_INSTRUCTIONS TO FOLLOW_:
Locate and copy each line in the data that contains the word "this".

_THE INPUT_:
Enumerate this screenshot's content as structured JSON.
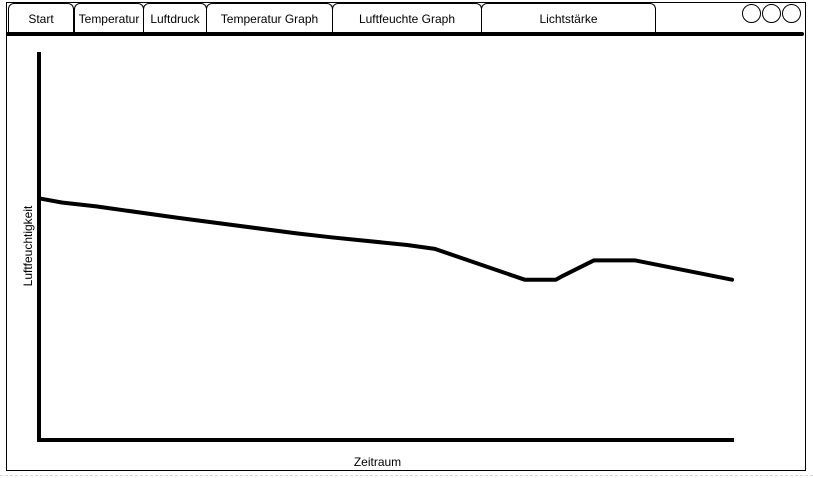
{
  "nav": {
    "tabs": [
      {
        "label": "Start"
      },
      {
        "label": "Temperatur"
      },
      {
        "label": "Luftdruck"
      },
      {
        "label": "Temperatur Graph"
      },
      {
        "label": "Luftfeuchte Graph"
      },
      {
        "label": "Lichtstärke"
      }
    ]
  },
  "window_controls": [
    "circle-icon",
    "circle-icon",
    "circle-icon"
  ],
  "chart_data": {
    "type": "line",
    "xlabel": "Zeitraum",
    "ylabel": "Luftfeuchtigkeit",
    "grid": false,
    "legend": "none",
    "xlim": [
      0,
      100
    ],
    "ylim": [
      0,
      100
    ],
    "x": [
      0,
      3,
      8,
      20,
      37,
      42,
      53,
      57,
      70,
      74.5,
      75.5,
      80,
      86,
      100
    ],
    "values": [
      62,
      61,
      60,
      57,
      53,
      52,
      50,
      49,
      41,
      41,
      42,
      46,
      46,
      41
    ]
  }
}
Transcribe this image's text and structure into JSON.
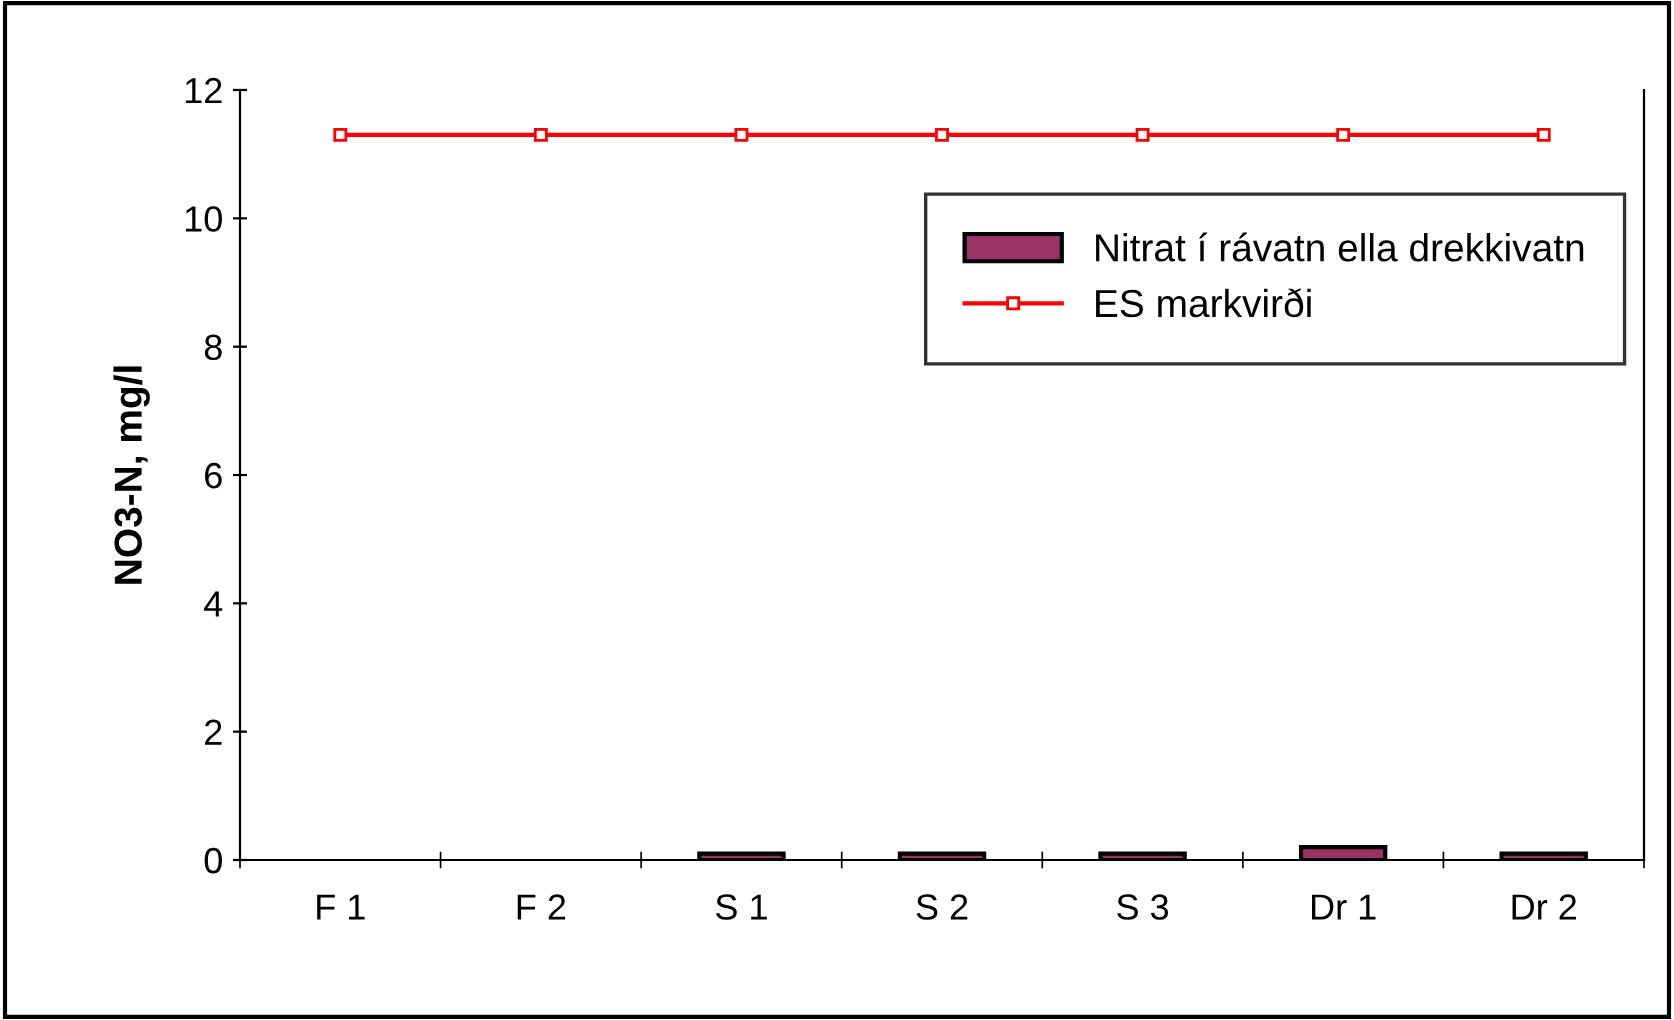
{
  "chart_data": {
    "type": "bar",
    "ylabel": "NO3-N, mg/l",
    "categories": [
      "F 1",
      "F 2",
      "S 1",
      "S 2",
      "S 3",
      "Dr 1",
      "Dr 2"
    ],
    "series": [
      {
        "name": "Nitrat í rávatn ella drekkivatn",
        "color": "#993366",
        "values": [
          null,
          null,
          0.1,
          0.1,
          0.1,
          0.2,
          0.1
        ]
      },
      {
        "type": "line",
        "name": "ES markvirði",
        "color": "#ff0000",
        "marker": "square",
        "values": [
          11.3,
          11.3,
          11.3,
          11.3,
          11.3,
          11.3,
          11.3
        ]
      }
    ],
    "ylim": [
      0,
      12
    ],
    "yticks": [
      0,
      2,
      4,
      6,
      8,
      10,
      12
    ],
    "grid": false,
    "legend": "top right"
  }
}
* * *
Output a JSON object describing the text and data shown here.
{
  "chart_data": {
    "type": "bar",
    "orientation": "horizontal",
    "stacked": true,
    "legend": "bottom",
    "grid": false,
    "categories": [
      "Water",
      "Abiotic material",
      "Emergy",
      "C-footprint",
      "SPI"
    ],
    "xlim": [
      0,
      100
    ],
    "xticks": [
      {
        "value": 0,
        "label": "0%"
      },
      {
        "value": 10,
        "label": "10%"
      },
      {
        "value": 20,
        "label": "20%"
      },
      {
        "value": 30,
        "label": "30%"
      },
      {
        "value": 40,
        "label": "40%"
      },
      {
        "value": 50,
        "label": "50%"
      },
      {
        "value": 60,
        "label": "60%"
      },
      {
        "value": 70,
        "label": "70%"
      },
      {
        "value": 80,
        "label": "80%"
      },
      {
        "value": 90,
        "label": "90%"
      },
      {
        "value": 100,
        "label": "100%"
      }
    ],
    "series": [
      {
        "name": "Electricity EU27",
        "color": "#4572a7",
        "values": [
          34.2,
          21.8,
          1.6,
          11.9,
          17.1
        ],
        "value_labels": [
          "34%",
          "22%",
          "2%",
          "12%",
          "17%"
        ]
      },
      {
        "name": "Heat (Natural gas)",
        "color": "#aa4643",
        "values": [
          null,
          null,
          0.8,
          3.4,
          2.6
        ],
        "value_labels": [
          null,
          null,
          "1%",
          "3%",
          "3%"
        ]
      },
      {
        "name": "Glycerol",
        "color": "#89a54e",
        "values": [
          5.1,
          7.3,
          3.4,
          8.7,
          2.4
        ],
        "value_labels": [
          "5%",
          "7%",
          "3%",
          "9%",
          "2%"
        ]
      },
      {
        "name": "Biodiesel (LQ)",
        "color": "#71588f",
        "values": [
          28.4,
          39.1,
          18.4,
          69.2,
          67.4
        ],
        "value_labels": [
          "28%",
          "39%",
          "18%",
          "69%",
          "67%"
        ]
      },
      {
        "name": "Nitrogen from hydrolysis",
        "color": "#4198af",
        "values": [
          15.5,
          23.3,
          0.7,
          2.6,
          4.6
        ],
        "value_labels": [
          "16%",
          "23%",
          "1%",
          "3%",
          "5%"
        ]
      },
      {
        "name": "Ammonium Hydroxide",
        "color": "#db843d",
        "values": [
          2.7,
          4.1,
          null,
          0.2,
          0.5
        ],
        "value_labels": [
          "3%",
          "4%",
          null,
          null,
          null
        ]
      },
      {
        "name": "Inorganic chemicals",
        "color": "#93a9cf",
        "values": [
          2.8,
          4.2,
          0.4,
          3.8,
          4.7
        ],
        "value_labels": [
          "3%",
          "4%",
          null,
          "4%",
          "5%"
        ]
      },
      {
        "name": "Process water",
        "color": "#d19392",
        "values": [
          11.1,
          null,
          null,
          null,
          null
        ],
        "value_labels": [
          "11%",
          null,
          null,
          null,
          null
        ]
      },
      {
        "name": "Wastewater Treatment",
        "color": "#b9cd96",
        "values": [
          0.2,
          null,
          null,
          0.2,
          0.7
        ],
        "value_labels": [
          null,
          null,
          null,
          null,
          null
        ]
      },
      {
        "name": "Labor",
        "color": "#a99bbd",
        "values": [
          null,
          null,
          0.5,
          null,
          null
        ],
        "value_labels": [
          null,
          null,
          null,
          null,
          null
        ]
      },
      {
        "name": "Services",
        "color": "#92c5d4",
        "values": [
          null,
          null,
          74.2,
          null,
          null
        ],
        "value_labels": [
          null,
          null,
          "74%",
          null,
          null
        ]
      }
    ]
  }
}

_IN RESPONSE_:
Enumerate this screenshot's content as structured JSON.
Transcribe this image's text and structure into JSON.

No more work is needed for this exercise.